= Requirements =
Write the material out again in full, exactly.
[BEGIN Extracted records]
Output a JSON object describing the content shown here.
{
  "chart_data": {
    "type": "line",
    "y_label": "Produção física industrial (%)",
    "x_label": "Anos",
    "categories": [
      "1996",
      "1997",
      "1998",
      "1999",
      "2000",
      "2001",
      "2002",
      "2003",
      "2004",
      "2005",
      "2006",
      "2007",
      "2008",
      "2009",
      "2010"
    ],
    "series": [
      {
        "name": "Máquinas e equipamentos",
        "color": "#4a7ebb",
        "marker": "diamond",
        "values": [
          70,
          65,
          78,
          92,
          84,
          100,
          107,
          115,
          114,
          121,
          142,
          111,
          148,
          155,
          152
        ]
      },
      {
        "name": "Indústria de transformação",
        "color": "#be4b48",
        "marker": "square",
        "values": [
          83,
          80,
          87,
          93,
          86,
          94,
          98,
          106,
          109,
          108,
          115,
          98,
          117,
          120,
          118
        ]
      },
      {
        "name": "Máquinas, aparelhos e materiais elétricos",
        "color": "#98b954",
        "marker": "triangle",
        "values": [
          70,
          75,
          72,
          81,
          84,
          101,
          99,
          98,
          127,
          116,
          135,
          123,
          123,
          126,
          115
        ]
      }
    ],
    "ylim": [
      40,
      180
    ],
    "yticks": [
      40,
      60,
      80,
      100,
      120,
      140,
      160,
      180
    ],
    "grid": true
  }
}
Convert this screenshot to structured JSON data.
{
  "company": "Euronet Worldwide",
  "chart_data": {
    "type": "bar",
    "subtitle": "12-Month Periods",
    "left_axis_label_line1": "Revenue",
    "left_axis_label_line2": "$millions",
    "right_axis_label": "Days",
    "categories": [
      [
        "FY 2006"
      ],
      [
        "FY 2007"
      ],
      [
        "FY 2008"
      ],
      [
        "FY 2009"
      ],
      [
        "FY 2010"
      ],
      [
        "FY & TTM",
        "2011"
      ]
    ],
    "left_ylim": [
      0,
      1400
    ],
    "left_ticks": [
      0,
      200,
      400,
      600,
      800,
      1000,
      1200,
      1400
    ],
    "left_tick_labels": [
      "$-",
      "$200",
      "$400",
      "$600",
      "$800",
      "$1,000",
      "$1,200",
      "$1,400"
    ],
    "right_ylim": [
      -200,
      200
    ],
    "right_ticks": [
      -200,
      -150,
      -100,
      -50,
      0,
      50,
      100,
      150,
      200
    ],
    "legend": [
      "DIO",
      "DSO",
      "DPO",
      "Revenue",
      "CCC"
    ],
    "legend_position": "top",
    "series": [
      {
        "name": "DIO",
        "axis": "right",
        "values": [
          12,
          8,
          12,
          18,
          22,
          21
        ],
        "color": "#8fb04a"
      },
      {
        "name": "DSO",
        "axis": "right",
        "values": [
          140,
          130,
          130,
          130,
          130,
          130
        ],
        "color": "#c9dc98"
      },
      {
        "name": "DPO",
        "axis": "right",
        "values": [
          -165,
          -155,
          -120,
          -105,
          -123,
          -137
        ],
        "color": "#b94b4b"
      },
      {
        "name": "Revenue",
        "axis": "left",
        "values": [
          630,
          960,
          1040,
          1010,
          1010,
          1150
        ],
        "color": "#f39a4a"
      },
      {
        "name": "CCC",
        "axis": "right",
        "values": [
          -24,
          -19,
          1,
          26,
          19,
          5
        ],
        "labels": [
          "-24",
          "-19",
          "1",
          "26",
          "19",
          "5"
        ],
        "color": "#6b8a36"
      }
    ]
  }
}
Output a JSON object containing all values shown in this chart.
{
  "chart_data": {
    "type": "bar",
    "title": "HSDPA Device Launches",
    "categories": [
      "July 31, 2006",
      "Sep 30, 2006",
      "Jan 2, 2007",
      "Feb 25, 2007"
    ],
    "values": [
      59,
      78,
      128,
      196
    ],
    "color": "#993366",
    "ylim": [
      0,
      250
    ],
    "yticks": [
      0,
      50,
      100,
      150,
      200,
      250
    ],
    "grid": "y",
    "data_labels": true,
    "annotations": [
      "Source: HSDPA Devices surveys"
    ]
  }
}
[END Extracted records]
= Solution =
Output a JSON object describing the content shown here.
{
  "chart_data": {
    "type": "line",
    "y_label": "Produção física industrial (%)",
    "x_label": "Anos",
    "categories": [
      "1996",
      "1997",
      "1998",
      "1999",
      "2000",
      "2001",
      "2002",
      "2003",
      "2004",
      "2005",
      "2006",
      "2007",
      "2008",
      "2009",
      "2010"
    ],
    "series": [
      {
        "name": "Máquinas e equipamentos",
        "color": "#4a7ebb",
        "marker": "diamond",
        "values": [
          70,
          65,
          78,
          92,
          84,
          100,
          107,
          115,
          114,
          121,
          142,
          111,
          148,
          155,
          152
        ]
      },
      {
        "name": "Indústria de transformação",
        "color": "#be4b48",
        "marker": "square",
        "values": [
          83,
          80,
          87,
          93,
          86,
          94,
          98,
          106,
          109,
          108,
          115,
          98,
          117,
          120,
          118
        ]
      },
      {
        "name": "Máquinas, aparelhos e materiais elétricos",
        "color": "#98b954",
        "marker": "triangle",
        "values": [
          70,
          75,
          72,
          81,
          84,
          101,
          99,
          98,
          127,
          116,
          135,
          123,
          123,
          126,
          115
        ]
      }
    ],
    "ylim": [
      40,
      180
    ],
    "yticks": [
      40,
      60,
      80,
      100,
      120,
      140,
      160,
      180
    ],
    "grid": true
  }
}
Convert this screenshot to structured JSON data.
{
  "company": "Euronet Worldwide",
  "chart_data": {
    "type": "bar",
    "subtitle": "12-Month Periods",
    "left_axis_label_line1": "Revenue",
    "left_axis_label_line2": "$millions",
    "right_axis_label": "Days",
    "categories": [
      [
        "FY 2006"
      ],
      [
        "FY 2007"
      ],
      [
        "FY 2008"
      ],
      [
        "FY 2009"
      ],
      [
        "FY 2010"
      ],
      [
        "FY & TTM",
        "2011"
      ]
    ],
    "left_ylim": [
      0,
      1400
    ],
    "left_ticks": [
      0,
      200,
      400,
      600,
      800,
      1000,
      1200,
      1400
    ],
    "left_tick_labels": [
      "$-",
      "$200",
      "$400",
      "$600",
      "$800",
      "$1,000",
      "$1,200",
      "$1,400"
    ],
    "right_ylim": [
      -200,
      200
    ],
    "right_ticks": [
      -200,
      -150,
      -100,
      -50,
      0,
      50,
      100,
      150,
      200
    ],
    "legend": [
      "DIO",
      "DSO",
      "DPO",
      "Revenue",
      "CCC"
    ],
    "legend_position": "top",
    "series": [
      {
        "name": "DIO",
        "axis": "right",
        "values": [
          12,
          8,
          12,
          18,
          22,
          21
        ],
        "color": "#8fb04a"
      },
      {
        "name": "DSO",
        "axis": "right",
        "values": [
          140,
          130,
          130,
          130,
          130,
          130
        ],
        "color": "#c9dc98"
      },
      {
        "name": "DPO",
        "axis": "right",
        "values": [
          -165,
          -155,
          -120,
          -105,
          -123,
          -137
        ],
        "color": "#b94b4b"
      },
      {
        "name": "Revenue",
        "axis": "left",
        "values": [
          630,
          960,
          1040,
          1010,
          1010,
          1150
        ],
        "color": "#f39a4a"
      },
      {
        "name": "CCC",
        "axis": "right",
        "values": [
          -24,
          -19,
          1,
          26,
          19,
          5
        ],
        "labels": [
          "-24",
          "-19",
          "1",
          "26",
          "19",
          "5"
        ],
        "color": "#6b8a36"
      }
    ]
  }
}
Output a JSON object containing all values shown in this chart.
{
  "chart_data": {
    "type": "bar",
    "title": "HSDPA Device Launches",
    "categories": [
      "July 31, 2006",
      "Sep 30, 2006",
      "Jan 2, 2007",
      "Feb 25, 2007"
    ],
    "values": [
      59,
      78,
      128,
      196
    ],
    "color": "#993366",
    "ylim": [
      0,
      250
    ],
    "yticks": [
      0,
      50,
      100,
      150,
      200,
      250
    ],
    "grid": "y",
    "data_labels": true,
    "annotations": [
      "Source: HSDPA Devices surveys"
    ]
  }
}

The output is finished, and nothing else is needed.